> [TEXT FOR ANALYSIS]
==*==

25 tips for living with an older cat

If you’re living with a marvellous older moggy, you’ll want to make their senior years as comfortable and enjoyable as possible.

Old age may bring more health issues for your beloved pet, but that doesn’t mean you can’t help them live life to the full.

As long as you have some pet insurance for older cats to take the strain of any vet bills, you’ll be able to dedicate your time and attention to making every day special.

Here are some other top tips for living with – and looking after – an older cat in their twilight years.

Older cat lying down on the floor

Contents

  1. Prepare for the changes
  2. Look for psychological shifts
  3. Know when your cat becomes ‘old’
  4. Keep up with vet appointments
  5. Invest in some specialist insurance for older cats
  6. Give your older cat age-appropriate food
  7. Make dinner time more fun
  8. Watch their water intake
  9. Give them easy access
  10. Lend a hand with grooming
  11. Adapt your home
  12. Check their bed
  13. Ramp it up
  14. Do they still like their litter?
  15. Cat-proof your garden
  16. Update that microchip
  17. Don’t miss play time
  18. Trim their claws
  19. Stick to the routine
  20. Do your research
  21. Weight loss worries
  22. Know the signs of pain
  23. Monitor their poop
  24. Don’t ignore their teeth
  25. Always consider quality of life

1. Prepare for the changes

As your cat ages, they will undergo some changes, to both their physical appearance and their behaviour. These are likely to include:

  • Eating and drinking less - or more
  • Being less active than before
  • Losing their hearing or sight
  • Urinating or pooping more
  • Sleeping more in the day
  • Changes to their fur

Some of these changes may come as a surprise: others you may not feel totally prepared for. Remember that your vet will be able to provide advice on how to change the way you care for your cat as they age. Alternatively, if you take out pet insurance for older cats with us here at Petwise, one of the benefits includes access to our 24-Hour Vet Helpline.

2. Look for psychological shifts

An older cat may behave more aggressively. They may seem confused, or forget certain things like the whereabouts of their food bowl or litter tray. They may become increasingly dependent on you, not wanting to leave your side. Senior cats can also become more vocal than usual, voicing their anxieties and/or seeking reassurance that you are nearby. We’ve discussed some common signs of dementia in cats elsewhere on the blog.

==*==

> [MATERIAL PROVIDED]
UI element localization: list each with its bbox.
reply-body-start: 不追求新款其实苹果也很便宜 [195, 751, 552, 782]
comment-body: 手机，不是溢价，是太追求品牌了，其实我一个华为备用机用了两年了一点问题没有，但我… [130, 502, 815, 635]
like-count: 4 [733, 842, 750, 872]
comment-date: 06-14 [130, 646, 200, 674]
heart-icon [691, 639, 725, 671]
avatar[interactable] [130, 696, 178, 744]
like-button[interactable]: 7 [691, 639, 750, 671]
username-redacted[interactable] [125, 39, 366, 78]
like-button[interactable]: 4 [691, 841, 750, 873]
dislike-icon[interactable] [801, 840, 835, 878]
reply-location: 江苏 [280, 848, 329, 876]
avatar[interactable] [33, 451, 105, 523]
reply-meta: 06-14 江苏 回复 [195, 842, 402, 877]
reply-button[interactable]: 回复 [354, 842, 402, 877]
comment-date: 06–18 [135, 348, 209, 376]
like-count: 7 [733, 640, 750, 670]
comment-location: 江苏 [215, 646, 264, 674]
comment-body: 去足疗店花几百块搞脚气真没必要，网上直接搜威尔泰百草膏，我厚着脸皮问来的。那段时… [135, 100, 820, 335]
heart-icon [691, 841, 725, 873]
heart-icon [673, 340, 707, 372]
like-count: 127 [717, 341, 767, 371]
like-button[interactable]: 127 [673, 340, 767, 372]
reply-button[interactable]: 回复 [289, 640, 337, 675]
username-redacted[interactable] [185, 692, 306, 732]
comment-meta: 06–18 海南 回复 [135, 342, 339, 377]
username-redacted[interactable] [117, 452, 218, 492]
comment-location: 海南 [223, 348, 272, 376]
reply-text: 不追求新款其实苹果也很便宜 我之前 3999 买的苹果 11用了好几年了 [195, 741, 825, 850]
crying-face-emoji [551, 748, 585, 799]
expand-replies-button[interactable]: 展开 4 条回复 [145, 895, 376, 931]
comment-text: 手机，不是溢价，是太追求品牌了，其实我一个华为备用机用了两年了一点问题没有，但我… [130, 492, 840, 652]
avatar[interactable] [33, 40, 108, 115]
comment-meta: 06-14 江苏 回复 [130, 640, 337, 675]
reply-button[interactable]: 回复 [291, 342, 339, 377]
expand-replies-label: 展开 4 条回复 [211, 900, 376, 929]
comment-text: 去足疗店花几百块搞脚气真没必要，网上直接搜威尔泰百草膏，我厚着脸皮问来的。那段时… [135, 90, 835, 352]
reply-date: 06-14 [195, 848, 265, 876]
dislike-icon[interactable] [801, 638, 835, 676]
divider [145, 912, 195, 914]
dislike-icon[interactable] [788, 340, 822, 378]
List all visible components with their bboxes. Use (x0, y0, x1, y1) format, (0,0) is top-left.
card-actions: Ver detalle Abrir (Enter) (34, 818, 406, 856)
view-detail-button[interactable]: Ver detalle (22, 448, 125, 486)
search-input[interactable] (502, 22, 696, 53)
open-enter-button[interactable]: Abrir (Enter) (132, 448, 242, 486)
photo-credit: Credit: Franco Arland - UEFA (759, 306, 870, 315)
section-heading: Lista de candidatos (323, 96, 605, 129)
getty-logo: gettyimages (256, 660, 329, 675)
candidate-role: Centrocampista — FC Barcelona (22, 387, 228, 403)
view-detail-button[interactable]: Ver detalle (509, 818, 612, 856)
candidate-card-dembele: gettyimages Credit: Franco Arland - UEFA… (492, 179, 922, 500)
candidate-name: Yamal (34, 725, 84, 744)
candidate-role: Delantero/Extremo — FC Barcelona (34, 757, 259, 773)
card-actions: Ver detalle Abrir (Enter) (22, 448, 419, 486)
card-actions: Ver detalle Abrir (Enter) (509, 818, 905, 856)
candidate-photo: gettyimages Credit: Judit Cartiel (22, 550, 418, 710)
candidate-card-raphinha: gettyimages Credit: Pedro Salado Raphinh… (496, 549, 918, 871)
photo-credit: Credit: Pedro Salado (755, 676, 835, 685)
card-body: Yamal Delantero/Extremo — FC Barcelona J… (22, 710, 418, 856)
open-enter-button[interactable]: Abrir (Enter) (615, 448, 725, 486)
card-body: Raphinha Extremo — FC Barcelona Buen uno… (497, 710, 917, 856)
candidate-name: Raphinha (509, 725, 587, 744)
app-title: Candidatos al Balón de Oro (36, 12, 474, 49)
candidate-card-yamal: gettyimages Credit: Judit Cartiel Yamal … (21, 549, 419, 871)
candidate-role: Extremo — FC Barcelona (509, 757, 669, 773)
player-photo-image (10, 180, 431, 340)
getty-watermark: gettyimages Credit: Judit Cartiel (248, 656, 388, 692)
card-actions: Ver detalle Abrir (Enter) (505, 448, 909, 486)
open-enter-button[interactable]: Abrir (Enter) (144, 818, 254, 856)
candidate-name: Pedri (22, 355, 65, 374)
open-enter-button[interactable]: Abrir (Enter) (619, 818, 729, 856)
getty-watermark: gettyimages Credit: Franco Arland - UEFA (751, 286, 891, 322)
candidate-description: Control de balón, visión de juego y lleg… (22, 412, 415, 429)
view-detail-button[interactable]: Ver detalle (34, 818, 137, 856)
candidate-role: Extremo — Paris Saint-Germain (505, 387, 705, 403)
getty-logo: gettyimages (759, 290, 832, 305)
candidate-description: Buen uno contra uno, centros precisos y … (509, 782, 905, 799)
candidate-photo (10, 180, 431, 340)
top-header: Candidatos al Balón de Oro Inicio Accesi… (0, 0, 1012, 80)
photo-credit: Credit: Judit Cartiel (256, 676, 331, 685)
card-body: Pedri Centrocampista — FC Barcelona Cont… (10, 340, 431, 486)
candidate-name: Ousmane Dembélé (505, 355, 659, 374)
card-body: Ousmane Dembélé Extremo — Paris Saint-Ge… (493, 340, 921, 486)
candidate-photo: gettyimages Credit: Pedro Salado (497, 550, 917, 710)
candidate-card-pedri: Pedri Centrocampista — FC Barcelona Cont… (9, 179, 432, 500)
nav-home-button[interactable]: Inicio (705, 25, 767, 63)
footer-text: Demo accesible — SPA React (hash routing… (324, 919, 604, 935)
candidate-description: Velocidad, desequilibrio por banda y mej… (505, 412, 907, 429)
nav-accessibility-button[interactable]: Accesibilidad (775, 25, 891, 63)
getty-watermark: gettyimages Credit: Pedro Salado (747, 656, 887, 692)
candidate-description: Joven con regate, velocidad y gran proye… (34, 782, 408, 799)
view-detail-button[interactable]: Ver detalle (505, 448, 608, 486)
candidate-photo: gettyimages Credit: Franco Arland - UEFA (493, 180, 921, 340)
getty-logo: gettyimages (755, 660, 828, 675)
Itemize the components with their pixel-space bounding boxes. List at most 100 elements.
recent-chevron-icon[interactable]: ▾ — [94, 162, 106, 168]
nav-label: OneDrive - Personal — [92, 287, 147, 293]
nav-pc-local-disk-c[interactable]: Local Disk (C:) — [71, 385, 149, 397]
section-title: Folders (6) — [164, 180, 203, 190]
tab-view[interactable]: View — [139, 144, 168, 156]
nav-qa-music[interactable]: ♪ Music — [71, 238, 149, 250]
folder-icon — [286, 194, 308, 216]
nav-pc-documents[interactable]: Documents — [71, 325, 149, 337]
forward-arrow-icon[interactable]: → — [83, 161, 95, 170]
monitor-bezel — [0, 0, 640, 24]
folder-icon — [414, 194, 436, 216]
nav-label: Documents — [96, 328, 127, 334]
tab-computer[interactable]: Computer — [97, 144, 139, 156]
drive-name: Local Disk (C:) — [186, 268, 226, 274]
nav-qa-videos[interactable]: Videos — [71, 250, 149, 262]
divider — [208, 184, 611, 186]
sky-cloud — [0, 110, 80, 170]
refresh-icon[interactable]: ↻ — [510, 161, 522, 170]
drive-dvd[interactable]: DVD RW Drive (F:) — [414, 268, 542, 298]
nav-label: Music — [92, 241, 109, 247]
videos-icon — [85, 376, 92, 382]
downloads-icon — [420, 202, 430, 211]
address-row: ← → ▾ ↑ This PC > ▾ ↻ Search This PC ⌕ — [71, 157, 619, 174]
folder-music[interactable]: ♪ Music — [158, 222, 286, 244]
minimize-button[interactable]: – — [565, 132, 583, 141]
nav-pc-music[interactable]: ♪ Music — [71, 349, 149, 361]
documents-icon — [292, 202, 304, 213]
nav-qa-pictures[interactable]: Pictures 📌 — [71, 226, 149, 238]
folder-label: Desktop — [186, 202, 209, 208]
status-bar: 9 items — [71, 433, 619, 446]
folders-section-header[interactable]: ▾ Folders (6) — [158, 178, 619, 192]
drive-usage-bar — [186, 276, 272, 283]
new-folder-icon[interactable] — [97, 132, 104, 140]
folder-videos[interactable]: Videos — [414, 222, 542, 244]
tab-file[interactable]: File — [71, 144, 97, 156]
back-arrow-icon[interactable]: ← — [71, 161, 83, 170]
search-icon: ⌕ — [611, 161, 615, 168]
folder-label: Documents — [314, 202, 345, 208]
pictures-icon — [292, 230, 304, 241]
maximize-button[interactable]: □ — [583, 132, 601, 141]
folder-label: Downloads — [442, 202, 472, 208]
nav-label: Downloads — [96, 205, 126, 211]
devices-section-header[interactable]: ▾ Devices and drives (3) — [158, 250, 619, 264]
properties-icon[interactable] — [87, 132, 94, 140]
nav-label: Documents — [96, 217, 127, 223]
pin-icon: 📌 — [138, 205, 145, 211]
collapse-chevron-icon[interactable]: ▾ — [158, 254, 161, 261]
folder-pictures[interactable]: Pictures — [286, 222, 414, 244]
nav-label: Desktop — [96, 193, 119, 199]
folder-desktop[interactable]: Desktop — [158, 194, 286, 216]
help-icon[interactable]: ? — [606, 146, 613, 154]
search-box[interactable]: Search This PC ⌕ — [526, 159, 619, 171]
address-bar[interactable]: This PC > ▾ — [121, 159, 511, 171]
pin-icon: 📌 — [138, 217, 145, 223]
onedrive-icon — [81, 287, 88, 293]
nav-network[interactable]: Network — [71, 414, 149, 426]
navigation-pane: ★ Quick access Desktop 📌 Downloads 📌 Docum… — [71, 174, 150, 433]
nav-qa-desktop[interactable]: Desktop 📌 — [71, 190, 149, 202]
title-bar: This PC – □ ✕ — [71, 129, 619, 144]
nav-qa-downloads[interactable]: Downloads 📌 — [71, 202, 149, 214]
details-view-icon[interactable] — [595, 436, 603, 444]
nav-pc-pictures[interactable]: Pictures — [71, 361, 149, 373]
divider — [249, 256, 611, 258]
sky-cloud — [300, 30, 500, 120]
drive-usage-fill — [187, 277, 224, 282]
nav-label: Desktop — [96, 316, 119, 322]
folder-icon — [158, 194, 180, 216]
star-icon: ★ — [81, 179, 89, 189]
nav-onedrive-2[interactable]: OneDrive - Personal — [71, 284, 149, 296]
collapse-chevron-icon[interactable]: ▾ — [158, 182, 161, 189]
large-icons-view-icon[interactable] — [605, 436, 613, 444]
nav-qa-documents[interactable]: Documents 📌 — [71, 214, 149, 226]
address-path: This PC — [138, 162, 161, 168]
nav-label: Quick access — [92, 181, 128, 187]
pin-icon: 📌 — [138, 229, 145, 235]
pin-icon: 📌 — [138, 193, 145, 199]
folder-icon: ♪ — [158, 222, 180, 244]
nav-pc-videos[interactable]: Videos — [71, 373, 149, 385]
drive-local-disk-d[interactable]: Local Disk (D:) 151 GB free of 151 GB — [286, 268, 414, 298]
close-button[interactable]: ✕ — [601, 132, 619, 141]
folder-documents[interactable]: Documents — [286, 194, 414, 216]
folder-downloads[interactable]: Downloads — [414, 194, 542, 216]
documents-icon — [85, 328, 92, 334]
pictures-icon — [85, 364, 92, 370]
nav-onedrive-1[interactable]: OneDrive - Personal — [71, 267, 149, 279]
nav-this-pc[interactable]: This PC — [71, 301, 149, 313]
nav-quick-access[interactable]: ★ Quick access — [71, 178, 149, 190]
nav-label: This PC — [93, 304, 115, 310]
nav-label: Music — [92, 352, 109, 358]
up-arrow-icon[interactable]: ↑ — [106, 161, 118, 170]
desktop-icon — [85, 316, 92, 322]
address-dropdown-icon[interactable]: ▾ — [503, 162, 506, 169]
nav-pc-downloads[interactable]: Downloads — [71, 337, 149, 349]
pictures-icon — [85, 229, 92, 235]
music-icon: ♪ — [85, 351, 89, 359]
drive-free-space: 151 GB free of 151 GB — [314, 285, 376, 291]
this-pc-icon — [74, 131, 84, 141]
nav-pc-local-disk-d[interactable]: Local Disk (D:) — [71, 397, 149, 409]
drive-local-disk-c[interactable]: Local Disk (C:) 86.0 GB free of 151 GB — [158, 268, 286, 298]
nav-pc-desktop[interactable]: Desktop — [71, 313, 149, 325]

==*==

> [WHAT YOU WILL DO]
1/ From the article on older cats, list every change the section "1. Prepare for the changes" says an aging cat is likely to undergo.
2/ Retype the stretch of the article on older cats from "Old age may" through "every day special.".

> [RESULTS IN ORDER]
1/
- Eating and drinking less - or more
- Being less active than before
- Losing their hearing or sight
- Urinating or pooping more
- Sleeping more in the day
- Changes to their fur

2/
Old age may bring more health issues for your beloved pet, but that doesn’t mean you can’t help them live life to the full.

As long as you have some pet insurance for older cats to take the strain of any vet bills, you’ll be able to dedicate your time and attention to making every day special.